Task goal: Write out the listing in full, matching it word for word.
----
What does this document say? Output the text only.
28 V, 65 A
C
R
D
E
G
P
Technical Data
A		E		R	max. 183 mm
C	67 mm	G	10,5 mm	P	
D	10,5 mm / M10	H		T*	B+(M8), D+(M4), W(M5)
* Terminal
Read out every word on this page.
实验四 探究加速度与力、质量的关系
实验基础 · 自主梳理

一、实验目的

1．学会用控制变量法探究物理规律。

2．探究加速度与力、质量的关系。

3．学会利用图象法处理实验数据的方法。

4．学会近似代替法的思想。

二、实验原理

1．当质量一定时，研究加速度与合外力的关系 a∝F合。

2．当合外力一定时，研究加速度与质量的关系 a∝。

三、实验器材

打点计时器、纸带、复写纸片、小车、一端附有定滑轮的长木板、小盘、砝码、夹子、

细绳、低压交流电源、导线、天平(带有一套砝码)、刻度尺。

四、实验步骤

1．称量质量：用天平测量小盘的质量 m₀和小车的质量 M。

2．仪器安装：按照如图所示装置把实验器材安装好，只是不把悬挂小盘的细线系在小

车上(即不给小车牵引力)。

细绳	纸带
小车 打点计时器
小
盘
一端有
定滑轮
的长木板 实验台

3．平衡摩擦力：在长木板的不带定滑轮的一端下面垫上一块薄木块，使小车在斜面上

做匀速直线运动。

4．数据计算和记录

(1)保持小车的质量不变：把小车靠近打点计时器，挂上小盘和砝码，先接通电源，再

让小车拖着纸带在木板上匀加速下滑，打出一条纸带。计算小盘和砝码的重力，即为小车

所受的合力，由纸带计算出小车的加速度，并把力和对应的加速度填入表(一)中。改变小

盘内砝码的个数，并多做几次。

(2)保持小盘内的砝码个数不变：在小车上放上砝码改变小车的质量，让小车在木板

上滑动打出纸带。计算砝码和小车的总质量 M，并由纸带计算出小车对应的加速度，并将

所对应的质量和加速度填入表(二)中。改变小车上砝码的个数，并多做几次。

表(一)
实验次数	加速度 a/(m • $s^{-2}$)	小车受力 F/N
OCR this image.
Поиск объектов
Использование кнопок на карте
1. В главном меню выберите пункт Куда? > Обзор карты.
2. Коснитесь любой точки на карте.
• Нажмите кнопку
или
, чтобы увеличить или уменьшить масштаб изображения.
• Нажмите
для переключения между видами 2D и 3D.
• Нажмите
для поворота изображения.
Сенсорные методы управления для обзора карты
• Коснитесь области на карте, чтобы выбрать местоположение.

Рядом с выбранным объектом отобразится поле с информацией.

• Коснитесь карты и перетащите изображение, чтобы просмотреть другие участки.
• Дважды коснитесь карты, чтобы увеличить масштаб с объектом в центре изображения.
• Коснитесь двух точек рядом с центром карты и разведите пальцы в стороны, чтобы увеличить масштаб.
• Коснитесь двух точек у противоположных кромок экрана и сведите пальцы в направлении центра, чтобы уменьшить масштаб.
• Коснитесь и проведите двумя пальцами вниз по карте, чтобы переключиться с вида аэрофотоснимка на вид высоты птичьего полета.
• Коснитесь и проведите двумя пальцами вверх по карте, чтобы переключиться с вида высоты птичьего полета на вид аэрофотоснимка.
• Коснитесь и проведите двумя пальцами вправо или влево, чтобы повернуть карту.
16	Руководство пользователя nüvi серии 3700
----
Exercise output:
What does this document say? Output the text only.
28 V, 65 A
C
R
D
E
G
P
Technical Data
A		E		R	max. 183 mm
C	67 mm	G	10,5 mm	P	
D	10,5 mm / M10	H		T*	B+(M8), D+(M4), W(M5)
* Terminal
Read out every word on this page.
实验四 探究加速度与力、质量的关系
实验基础 · 自主梳理

一、实验目的

1．学会用控制变量法探究物理规律。

2．探究加速度与力、质量的关系。

3．学会利用图象法处理实验数据的方法。

4．学会近似代替法的思想。

二、实验原理

1．当质量一定时，研究加速度与合外力的关系 a∝F合。

2．当合外力一定时，研究加速度与质量的关系 a∝。

三、实验器材

打点计时器、纸带、复写纸片、小车、一端附有定滑轮的长木板、小盘、砝码、夹子、

细绳、低压交流电源、导线、天平(带有一套砝码)、刻度尺。

四、实验步骤

1．称量质量：用天平测量小盘的质量 m₀和小车的质量 M。

2．仪器安装：按照如图所示装置把实验器材安装好，只是不把悬挂小盘的细线系在小

车上(即不给小车牵引力)。

细绳	纸带
小车 打点计时器
小
盘
一端有
定滑轮
的长木板 实验台

3．平衡摩擦力：在长木板的不带定滑轮的一端下面垫上一块薄木块，使小车在斜面上

做匀速直线运动。

4．数据计算和记录

(1)保持小车的质量不变：把小车靠近打点计时器，挂上小盘和砝码，先接通电源，再

让小车拖着纸带在木板上匀加速下滑，打出一条纸带。计算小盘和砝码的重力，即为小车

所受的合力，由纸带计算出小车的加速度，并把力和对应的加速度填入表(一)中。改变小

盘内砝码的个数，并多做几次。

(2)保持小盘内的砝码个数不变：在小车上放上砝码改变小车的质量，让小车在木板

上滑动打出纸带。计算砝码和小车的总质量 M，并由纸带计算出小车对应的加速度，并将

所对应的质量和加速度填入表(二)中。改变小车上砝码的个数，并多做几次。

表(一)
实验次数	加速度 a/(m • $s^{-2}$)	小车受力 F/N
OCR this image.
Поиск объектов
Использование кнопок на карте
1. В главном меню выберите пункт Куда? > Обзор карты.
2. Коснитесь любой точки на карте.
• Нажмите кнопку
или
, чтобы увеличить или уменьшить масштаб изображения.
• Нажмите
для переключения между видами 2D и 3D.
• Нажмите
для поворота изображения.
Сенсорные методы управления для обзора карты
• Коснитесь области на карте, чтобы выбрать местоположение.

Рядом с выбранным объектом отобразится поле с информацией.

• Коснитесь карты и перетащите изображение, чтобы просмотреть другие участки.
• Дважды коснитесь карты, чтобы увеличить масштаб с объектом в центре изображения.
• Коснитесь двух точек рядом с центром карты и разведите пальцы в стороны, чтобы увеличить масштаб.
• Коснитесь двух точек у противоположных кромок экрана и сведите пальцы в направлении центра, чтобы уменьшить масштаб.
• Коснитесь и проведите двумя пальцами вниз по карте, чтобы переключиться с вида аэрофотоснимка на вид высоты птичьего полета.
• Коснитесь и проведите двумя пальцами вверх по карте, чтобы переключиться с вида высоты птичьего полета на вид аэрофотоснимка.
• Коснитесь и проведите двумя пальцами вправо или влево, чтобы повернуть карту.
16	Руководство пользователя nüvi серии 3700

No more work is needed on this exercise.